→ **Short task**
Give only one thing: the number of lines that include the word "Warning".

(Source records)
______________________________

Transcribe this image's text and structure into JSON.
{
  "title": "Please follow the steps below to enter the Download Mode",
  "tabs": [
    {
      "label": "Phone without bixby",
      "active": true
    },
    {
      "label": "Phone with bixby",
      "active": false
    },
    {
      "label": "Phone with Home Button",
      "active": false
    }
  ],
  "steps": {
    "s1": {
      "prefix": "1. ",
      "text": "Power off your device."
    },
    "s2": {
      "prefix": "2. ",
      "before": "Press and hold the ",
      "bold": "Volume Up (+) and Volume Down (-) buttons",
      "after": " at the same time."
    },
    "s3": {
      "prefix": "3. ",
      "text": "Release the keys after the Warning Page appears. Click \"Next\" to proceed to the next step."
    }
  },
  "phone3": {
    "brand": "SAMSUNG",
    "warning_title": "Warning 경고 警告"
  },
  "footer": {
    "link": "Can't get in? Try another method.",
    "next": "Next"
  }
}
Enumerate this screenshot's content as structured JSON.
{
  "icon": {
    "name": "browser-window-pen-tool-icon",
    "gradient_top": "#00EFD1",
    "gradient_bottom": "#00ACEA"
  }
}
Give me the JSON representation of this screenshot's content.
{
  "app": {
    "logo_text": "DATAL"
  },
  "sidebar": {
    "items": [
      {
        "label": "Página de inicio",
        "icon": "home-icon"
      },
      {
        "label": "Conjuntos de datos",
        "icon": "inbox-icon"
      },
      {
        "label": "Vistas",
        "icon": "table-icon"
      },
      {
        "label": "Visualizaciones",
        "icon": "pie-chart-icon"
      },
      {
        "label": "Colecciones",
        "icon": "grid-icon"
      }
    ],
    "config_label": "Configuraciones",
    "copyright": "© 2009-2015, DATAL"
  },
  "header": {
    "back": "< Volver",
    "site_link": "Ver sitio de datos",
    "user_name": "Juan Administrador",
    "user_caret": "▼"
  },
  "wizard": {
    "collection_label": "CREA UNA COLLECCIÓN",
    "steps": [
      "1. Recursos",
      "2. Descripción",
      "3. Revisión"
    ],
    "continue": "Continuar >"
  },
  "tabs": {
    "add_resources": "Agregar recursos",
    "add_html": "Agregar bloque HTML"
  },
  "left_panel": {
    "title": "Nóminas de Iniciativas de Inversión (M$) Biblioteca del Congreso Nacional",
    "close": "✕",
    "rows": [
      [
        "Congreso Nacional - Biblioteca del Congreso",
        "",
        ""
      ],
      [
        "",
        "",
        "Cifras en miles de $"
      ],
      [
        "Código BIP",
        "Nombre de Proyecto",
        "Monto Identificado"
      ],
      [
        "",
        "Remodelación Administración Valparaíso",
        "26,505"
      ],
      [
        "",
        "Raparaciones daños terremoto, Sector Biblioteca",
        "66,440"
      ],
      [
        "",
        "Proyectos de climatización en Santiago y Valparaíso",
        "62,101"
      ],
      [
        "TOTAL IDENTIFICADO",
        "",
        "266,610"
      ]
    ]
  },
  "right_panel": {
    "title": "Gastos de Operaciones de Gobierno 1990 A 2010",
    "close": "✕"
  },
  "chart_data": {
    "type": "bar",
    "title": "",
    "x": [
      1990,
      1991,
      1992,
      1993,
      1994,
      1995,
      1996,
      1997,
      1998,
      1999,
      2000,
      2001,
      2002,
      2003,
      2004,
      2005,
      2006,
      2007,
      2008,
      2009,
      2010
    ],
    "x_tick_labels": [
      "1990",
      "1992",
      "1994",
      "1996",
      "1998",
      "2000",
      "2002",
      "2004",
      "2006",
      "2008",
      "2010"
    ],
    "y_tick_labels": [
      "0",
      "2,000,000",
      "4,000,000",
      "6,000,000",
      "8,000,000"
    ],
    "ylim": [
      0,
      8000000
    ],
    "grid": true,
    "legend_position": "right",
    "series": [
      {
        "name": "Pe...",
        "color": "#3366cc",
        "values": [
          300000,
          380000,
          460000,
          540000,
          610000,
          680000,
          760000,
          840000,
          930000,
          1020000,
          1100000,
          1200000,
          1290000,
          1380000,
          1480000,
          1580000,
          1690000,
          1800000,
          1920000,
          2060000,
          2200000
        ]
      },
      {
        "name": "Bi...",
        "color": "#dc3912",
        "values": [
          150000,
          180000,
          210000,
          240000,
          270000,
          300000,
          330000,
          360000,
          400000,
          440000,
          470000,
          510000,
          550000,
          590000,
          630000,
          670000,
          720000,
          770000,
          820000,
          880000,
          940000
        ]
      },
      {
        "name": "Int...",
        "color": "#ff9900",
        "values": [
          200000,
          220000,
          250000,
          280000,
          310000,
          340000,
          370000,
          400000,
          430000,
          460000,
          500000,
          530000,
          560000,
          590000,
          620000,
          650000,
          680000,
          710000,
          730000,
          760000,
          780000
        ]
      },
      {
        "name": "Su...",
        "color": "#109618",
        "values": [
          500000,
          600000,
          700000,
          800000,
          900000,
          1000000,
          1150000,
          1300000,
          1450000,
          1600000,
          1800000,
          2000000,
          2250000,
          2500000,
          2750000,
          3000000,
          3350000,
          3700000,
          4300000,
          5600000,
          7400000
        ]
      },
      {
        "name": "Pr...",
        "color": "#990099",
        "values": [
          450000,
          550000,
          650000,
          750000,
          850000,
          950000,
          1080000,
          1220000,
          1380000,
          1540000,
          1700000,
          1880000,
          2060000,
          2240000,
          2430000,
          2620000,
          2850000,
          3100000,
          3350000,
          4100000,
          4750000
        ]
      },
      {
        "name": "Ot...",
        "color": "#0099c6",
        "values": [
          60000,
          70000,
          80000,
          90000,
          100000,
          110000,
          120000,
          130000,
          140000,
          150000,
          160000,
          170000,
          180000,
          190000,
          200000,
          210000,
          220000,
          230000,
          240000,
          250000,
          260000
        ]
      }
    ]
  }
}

______________________________

→ **The solution**
2